_TASK OBJECTIVE_: Copy every entry word for word. Skip the pictures.

_DATASET EXCERPTS_:
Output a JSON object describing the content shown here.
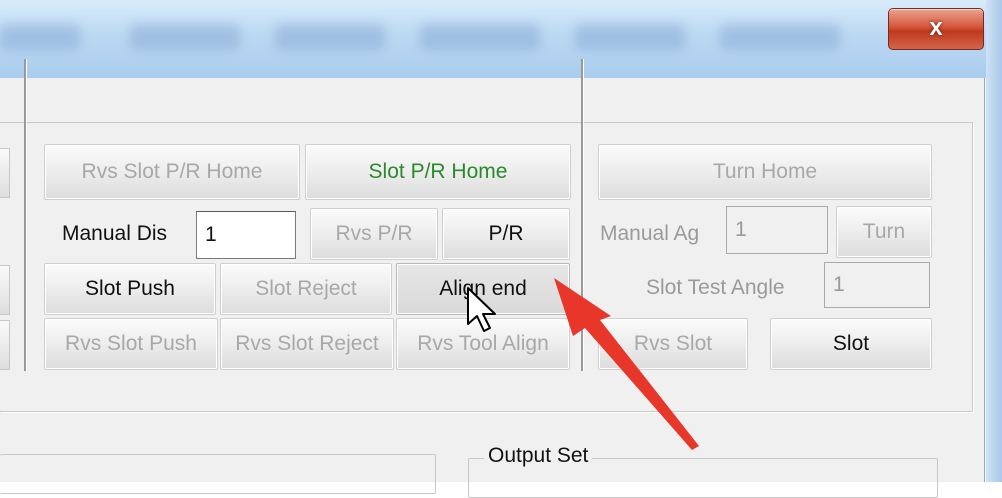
{
  "window": {
    "close_label": "x"
  },
  "buttons": {
    "rvs_slot_pr_home": "Rvs Slot P/R Home",
    "slot_pr_home": "Slot P/R Home",
    "turn_home": "Turn Home",
    "rvs_pr": "Rvs P/R",
    "pr": "P/R",
    "turn": "Turn",
    "slot_push": "Slot Push",
    "slot_reject": "Slot Reject",
    "align_end": "Align end",
    "rvs_slot_push": "Rvs Slot Push",
    "rvs_slot_reject": "Rvs Slot Reject",
    "rvs_tool_align": "Rvs Tool Align",
    "rvs_slot": "Rvs Slot",
    "slot": "Slot"
  },
  "fields": {
    "manual_dis_label": "Manual Dis",
    "manual_dis_value": "1",
    "manual_ag_label": "Manual Ag",
    "manual_ag_value": "1",
    "slot_test_angle_label": "Slot Test Angle",
    "slot_test_angle_value": "1"
  },
  "groups": {
    "output_set": "Output Set"
  },
  "colors": {
    "green_text": "#2a8a2a",
    "disabled_text": "#a8a8a8",
    "close_red": "#c0391d",
    "arrow_red": "#e8362a"
  },
  "icons": {
    "cursor": "arrow-pointer-icon",
    "annotation": "red-arrow-icon"
  }
}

_RESULT FOR THIS TASK_:
Output a JSON object describing the content shown here.
{
  "window": {
    "close_label": "x"
  },
  "buttons": {
    "rvs_slot_pr_home": "Rvs Slot P/R Home",
    "slot_pr_home": "Slot P/R Home",
    "turn_home": "Turn Home",
    "rvs_pr": "Rvs P/R",
    "pr": "P/R",
    "turn": "Turn",
    "slot_push": "Slot Push",
    "slot_reject": "Slot Reject",
    "align_end": "Align end",
    "rvs_slot_push": "Rvs Slot Push",
    "rvs_slot_reject": "Rvs Slot Reject",
    "rvs_tool_align": "Rvs Tool Align",
    "rvs_slot": "Rvs Slot",
    "slot": "Slot"
  },
  "fields": {
    "manual_dis_label": "Manual Dis",
    "manual_dis_value": "1",
    "manual_ag_label": "Manual Ag",
    "manual_ag_value": "1",
    "slot_test_angle_label": "Slot Test Angle",
    "slot_test_angle_value": "1"
  },
  "groups": {
    "output_set": "Output Set"
  },
  "colors": {
    "green_text": "#2a8a2a",
    "disabled_text": "#a8a8a8",
    "close_red": "#c0391d",
    "arrow_red": "#e8362a"
  },
  "icons": {
    "cursor": "arrow-pointer-icon",
    "annotation": "red-arrow-icon"
  }
}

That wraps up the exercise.